→ **GIVEN EXERCISE**
Leave every picture out and write out the records below exactly.

Dataset entries:
------------------------------------------------------------------------

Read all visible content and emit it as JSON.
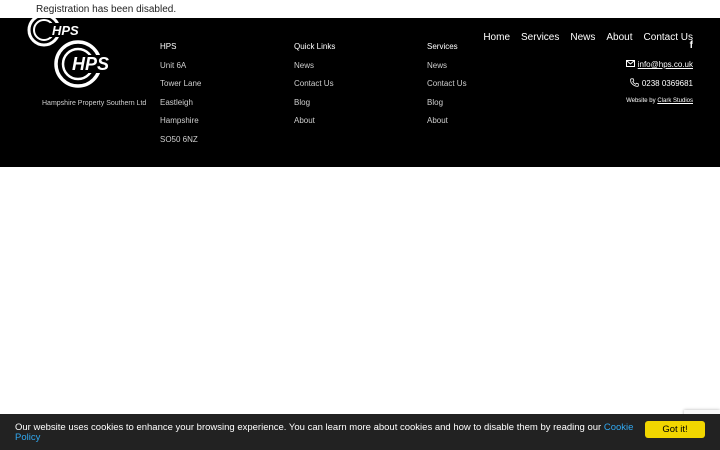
{
  "top_message": "Registration has been disabled.",
  "logo": {
    "text_small": "HPS",
    "text_big": "HPS",
    "tagline": "Hampshire Property Southern Ltd"
  },
  "nav": [
    "Home",
    "Services",
    "News",
    "About",
    "Contact Us"
  ],
  "columns": {
    "address": {
      "heading": "HPS",
      "items": [
        "Unit 6A",
        "Tower Lane",
        "Eastleigh",
        "Hampshire",
        "SO50 6NZ"
      ]
    },
    "quick_links": {
      "heading": "Quick Links",
      "items": [
        "News",
        "Contact Us",
        "Blog",
        "About"
      ]
    },
    "services": {
      "heading": "Services",
      "items": [
        "News",
        "Contact Us",
        "Blog",
        "About"
      ]
    }
  },
  "contact": {
    "social_icon": "f",
    "email": "info@hps.co.uk",
    "phone": "0238 0369681"
  },
  "credit": {
    "prefix": "Website by",
    "link": "Clark Studios"
  },
  "cookie": {
    "message": "Our website uses cookies to enhance your browsing experience. You can learn more about cookies and how to disable them by reading our ",
    "link": "Cookie Policy",
    "button": "Got it!"
  },
  "icons": [
    "facebook-icon",
    "envelope-icon",
    "phone-icon"
  ],
  "colors": {
    "footer_bg": "#000000",
    "cookie_bg": "#222222",
    "cookie_link": "#31a8f0",
    "cookie_button": "#f1d600"
  }
}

------------------------------------------------------------------------

→ **RESULT OF THIS TASK**
Read all visible content and emit it as JSON.
{
  "top_message": "Registration has been disabled.",
  "logo": {
    "text_small": "HPS",
    "text_big": "HPS",
    "tagline": "Hampshire Property Southern Ltd"
  },
  "nav": [
    "Home",
    "Services",
    "News",
    "About",
    "Contact Us"
  ],
  "columns": {
    "address": {
      "heading": "HPS",
      "items": [
        "Unit 6A",
        "Tower Lane",
        "Eastleigh",
        "Hampshire",
        "SO50 6NZ"
      ]
    },
    "quick_links": {
      "heading": "Quick Links",
      "items": [
        "News",
        "Contact Us",
        "Blog",
        "About"
      ]
    },
    "services": {
      "heading": "Services",
      "items": [
        "News",
        "Contact Us",
        "Blog",
        "About"
      ]
    }
  },
  "contact": {
    "social_icon": "f",
    "email": "info@hps.co.uk",
    "phone": "0238 0369681"
  },
  "credit": {
    "prefix": "Website by",
    "link": "Clark Studios"
  },
  "cookie": {
    "message": "Our website uses cookies to enhance your browsing experience. You can learn more about cookies and how to disable them by reading our ",
    "link": "Cookie Policy",
    "button": "Got it!"
  },
  "icons": [
    "facebook-icon",
    "envelope-icon",
    "phone-icon"
  ],
  "colors": {
    "footer_bg": "#000000",
    "cookie_bg": "#222222",
    "cookie_link": "#31a8f0",
    "cookie_button": "#f1d600"
  }
}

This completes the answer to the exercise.